BRIEF:
Restate the entries below exactly, and keep all images out of the answer.

*** Opening of DATA ***

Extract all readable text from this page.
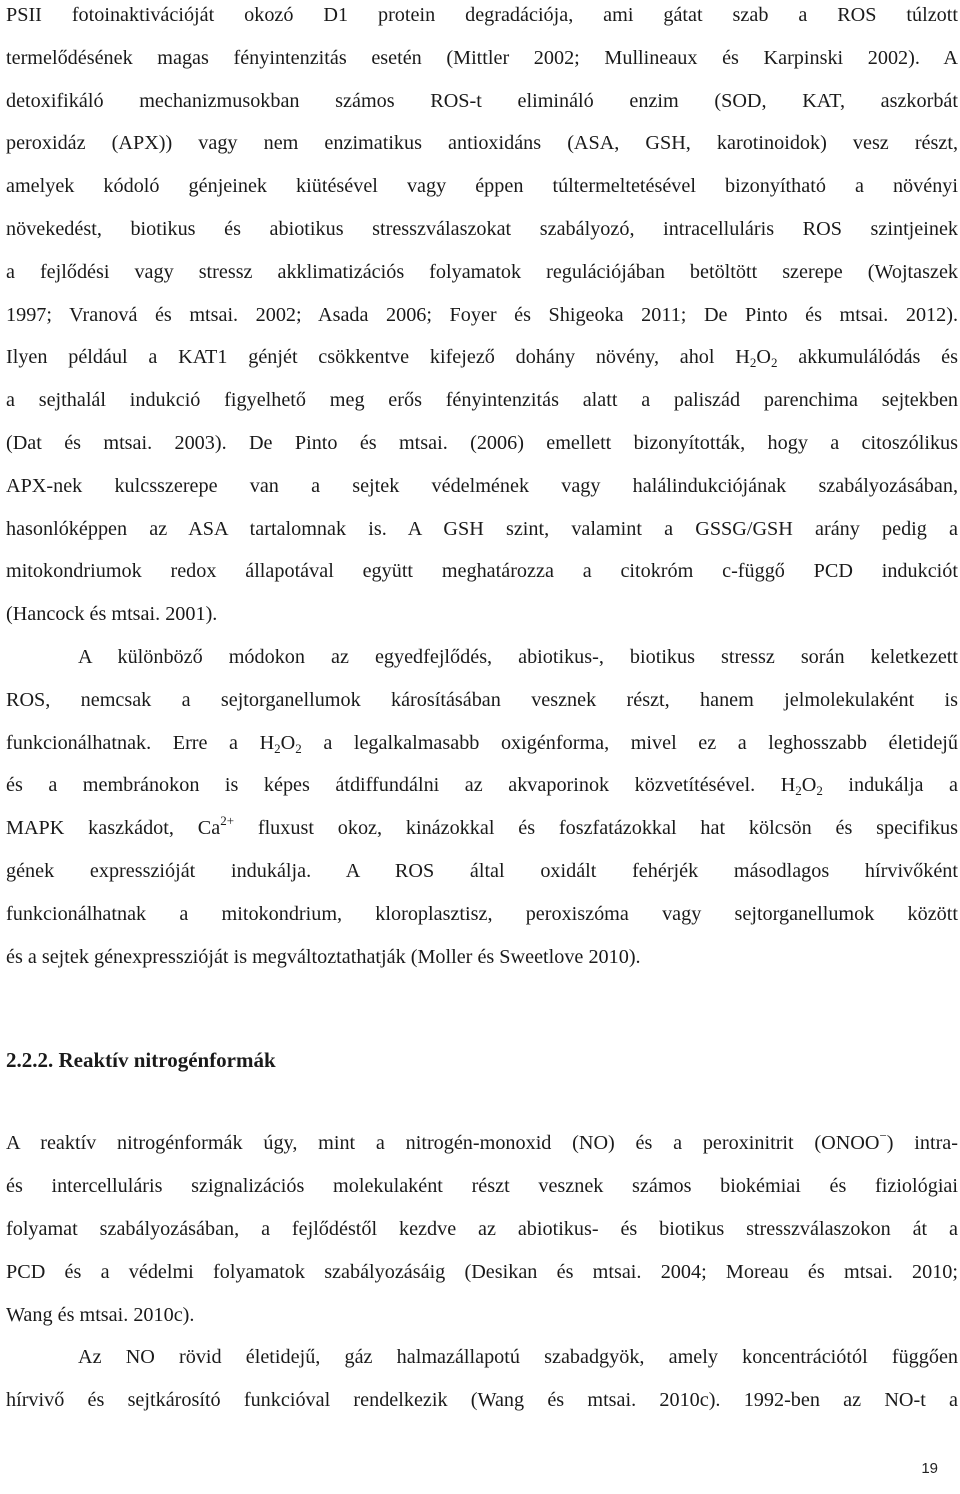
PSII fotoinaktivációját okozó D1 protein degradációja, ami gátat szab a ROS túlzott
termelődésének magas fényintenzitás esetén (Mittler 2002; Mullineaux és Karpinski 2002). A
detoxifikáló mechanizmusokban számos ROS-t elimináló enzim (SOD, KAT, aszkorbát
peroxidáz (APX)) vagy nem enzimatikus antioxidáns (ASA, GSH, karotinoidok) vesz részt,
amelyek kódoló génjeinek kiütésével vagy éppen túltermeltetésével bizonyítható a növényi
növekedést, biotikus és abiotikus stresszválaszokat szabályozó, intracelluláris ROS szintjeinek
a fejlődési vagy stressz akklimatizációs folyamatok regulációjában betöltött szerepe (Wojtaszek
1997; Vranová és mtsai. 2002; Asada 2006; Foyer és Shigeoka 2011; De Pinto és mtsai. 2012).
Ilyen például a KAT1 génjét csökkentve kifejező dohány növény, ahol $H_2O_2$ akkumulálódás és
a sejthalál indukció figyelhető meg erős fényintenzitás alatt a paliszád parenchima sejtekben
(Dat és mtsai. 2003). De Pinto és mtsai. (2006) emellett bizonyították, hogy a citoszólikus
APX-nek kulcsszerepe van a sejtek védelmének vagy halálindukciójának szabályozásában,
hasonlóképpen az ASA tartalomnak is. A GSH szint, valamint a GSSG/GSH arány pedig a
mitokondriumok redox állapotával együtt meghatározza a citokróm c-függő PCD indukciót
(Hancock és mtsai. 2001).
A különböző módokon az egyedfejlődés, abiotikus-, biotikus stressz során keletkezett
ROS, nemcsak a sejtorganellumok károsításában vesznek részt, hanem jelmolekulaként is
funkcionálhatnak. Erre a $H_2O_2$ a legalkalmasabb oxigénforma, mivel ez a leghosszabb életidejű
és a membránokon is képes átdiffundálni az akvaporinok közvetítésével. $H_2O_2$ indukálja a
MAPK kaszkádot, $Ca^{2+}$ fluxust okoz, kinázokkal és foszfatázokkal hat kölcsön és specifikus
gének expresszióját indukálja. A ROS által oxidált fehérjék másodlagos hírvivőként
funkcionálhatnak a mitokondrium, kloroplasztisz, peroxiszóma vagy sejtorganellumok között
és a sejtek génexpresszióját is megváltoztathatják (Moller és Sweetlove 2010).
2.2.2. Reaktív nitrogénformák
A reaktív nitrogénformák úgy, mint a nitrogén-monoxid (NO) és a peroxinitrit (ONOO−) intra-
és intercelluláris szignalizációs molekulaként részt vesznek számos biokémiai és fiziológiai
folyamat szabályozásában, a fejlődéstől kezdve az abiotikus- és biotikus stresszválaszokon át a
PCD és a védelmi folyamatok szabályozásáig (Desikan és mtsai. 2004; Moreau és mtsai. 2010;
Wang és mtsai. 2010c).
Az NO rövid életidejű, gáz halmazállapotú szabadgyök, amely koncentrációtól függően
hírvivő és sejtkárosító funkcióval rendelkezik (Wang és mtsai. 2010c). 1992-ben az NO-t a
19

*** Close of DATA ***

ANSWER AREA:
Extract all readable text from this page.
PSII fotoinaktivációját okozó D1 protein degradációja, ami gátat szab a ROS túlzott
termelődésének magas fényintenzitás esetén (Mittler 2002; Mullineaux és Karpinski 2002). A
detoxifikáló mechanizmusokban számos ROS-t elimináló enzim (SOD, KAT, aszkorbát
peroxidáz (APX)) vagy nem enzimatikus antioxidáns (ASA, GSH, karotinoidok) vesz részt,
amelyek kódoló génjeinek kiütésével vagy éppen túltermeltetésével bizonyítható a növényi
növekedést, biotikus és abiotikus stresszválaszokat szabályozó, intracelluláris ROS szintjeinek
a fejlődési vagy stressz akklimatizációs folyamatok regulációjában betöltött szerepe (Wojtaszek
1997; Vranová és mtsai. 2002; Asada 2006; Foyer és Shigeoka 2011; De Pinto és mtsai. 2012).
Ilyen például a KAT1 génjét csökkentve kifejező dohány növény, ahol $H_2O_2$ akkumulálódás és
a sejthalál indukció figyelhető meg erős fényintenzitás alatt a paliszád parenchima sejtekben
(Dat és mtsai. 2003). De Pinto és mtsai. (2006) emellett bizonyították, hogy a citoszólikus
APX-nek kulcsszerepe van a sejtek védelmének vagy halálindukciójának szabályozásában,
hasonlóképpen az ASA tartalomnak is. A GSH szint, valamint a GSSG/GSH arány pedig a
mitokondriumok redox állapotával együtt meghatározza a citokróm c-függő PCD indukciót
(Hancock és mtsai. 2001).
A különböző módokon az egyedfejlődés, abiotikus-, biotikus stressz során keletkezett
ROS, nemcsak a sejtorganellumok károsításában vesznek részt, hanem jelmolekulaként is
funkcionálhatnak. Erre a $H_2O_2$ a legalkalmasabb oxigénforma, mivel ez a leghosszabb életidejű
és a membránokon is képes átdiffundálni az akvaporinok közvetítésével. $H_2O_2$ indukálja a
MAPK kaszkádot, $Ca^{2+}$ fluxust okoz, kinázokkal és foszfatázokkal hat kölcsön és specifikus
gének expresszióját indukálja. A ROS által oxidált fehérjék másodlagos hírvivőként
funkcionálhatnak a mitokondrium, kloroplasztisz, peroxiszóma vagy sejtorganellumok között
és a sejtek génexpresszióját is megváltoztathatják (Moller és Sweetlove 2010).
2.2.2. Reaktív nitrogénformák
A reaktív nitrogénformák úgy, mint a nitrogén-monoxid (NO) és a peroxinitrit (ONOO−) intra-
és intercelluláris szignalizációs molekulaként részt vesznek számos biokémiai és fiziológiai
folyamat szabályozásában, a fejlődéstől kezdve az abiotikus- és biotikus stresszválaszokon át a
PCD és a védelmi folyamatok szabályozásáig (Desikan és mtsai. 2004; Moreau és mtsai. 2010;
Wang és mtsai. 2010c).
Az NO rövid életidejű, gáz halmazállapotú szabadgyök, amely koncentrációtól függően
hírvivő és sejtkárosító funkcióval rendelkezik (Wang és mtsai. 2010c). 1992-ben az NO-t a
19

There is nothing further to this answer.